• [Exercise inputs]:
---

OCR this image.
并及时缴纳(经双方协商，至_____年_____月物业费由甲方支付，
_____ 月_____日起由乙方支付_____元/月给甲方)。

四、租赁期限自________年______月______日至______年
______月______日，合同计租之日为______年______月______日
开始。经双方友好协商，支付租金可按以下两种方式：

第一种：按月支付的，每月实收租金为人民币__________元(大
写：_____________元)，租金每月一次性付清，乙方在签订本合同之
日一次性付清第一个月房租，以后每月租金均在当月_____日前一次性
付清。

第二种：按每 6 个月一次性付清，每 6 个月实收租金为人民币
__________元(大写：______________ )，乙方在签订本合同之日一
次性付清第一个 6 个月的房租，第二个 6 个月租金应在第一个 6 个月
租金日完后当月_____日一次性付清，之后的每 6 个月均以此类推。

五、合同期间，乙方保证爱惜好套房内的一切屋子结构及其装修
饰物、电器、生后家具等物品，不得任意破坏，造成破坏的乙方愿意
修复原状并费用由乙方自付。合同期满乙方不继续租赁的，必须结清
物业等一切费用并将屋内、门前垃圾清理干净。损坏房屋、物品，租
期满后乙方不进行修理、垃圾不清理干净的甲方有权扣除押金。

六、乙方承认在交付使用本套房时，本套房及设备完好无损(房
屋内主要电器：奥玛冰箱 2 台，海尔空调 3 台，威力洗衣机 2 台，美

---

• [Set problem]:
Retype every record above exactly as written.

• [Answer to this task]:
OCR this image.
并及时缴纳(经双方协商，至_____年_____月物业费由甲方支付，
_____ 月_____日起由乙方支付_____元/月给甲方)。

四、租赁期限自________年______月______日至______年
______月______日，合同计租之日为______年______月______日
开始。经双方友好协商，支付租金可按以下两种方式：

第一种：按月支付的，每月实收租金为人民币__________元(大
写：_____________元)，租金每月一次性付清，乙方在签订本合同之
日一次性付清第一个月房租，以后每月租金均在当月_____日前一次性
付清。

第二种：按每 6 个月一次性付清，每 6 个月实收租金为人民币
__________元(大写：______________ )，乙方在签订本合同之日一
次性付清第一个 6 个月的房租，第二个 6 个月租金应在第一个 6 个月
租金日完后当月_____日一次性付清，之后的每 6 个月均以此类推。

五、合同期间，乙方保证爱惜好套房内的一切屋子结构及其装修
饰物、电器、生后家具等物品，不得任意破坏，造成破坏的乙方愿意
修复原状并费用由乙方自付。合同期满乙方不继续租赁的，必须结清
物业等一切费用并将屋内、门前垃圾清理干净。损坏房屋、物品，租
期满后乙方不进行修理、垃圾不清理干净的甲方有权扣除押金。

六、乙方承认在交付使用本套房时，本套房及设备完好无损(房
屋内主要电器：奥玛冰箱 2 台，海尔空调 3 台，威力洗衣机 2 台，美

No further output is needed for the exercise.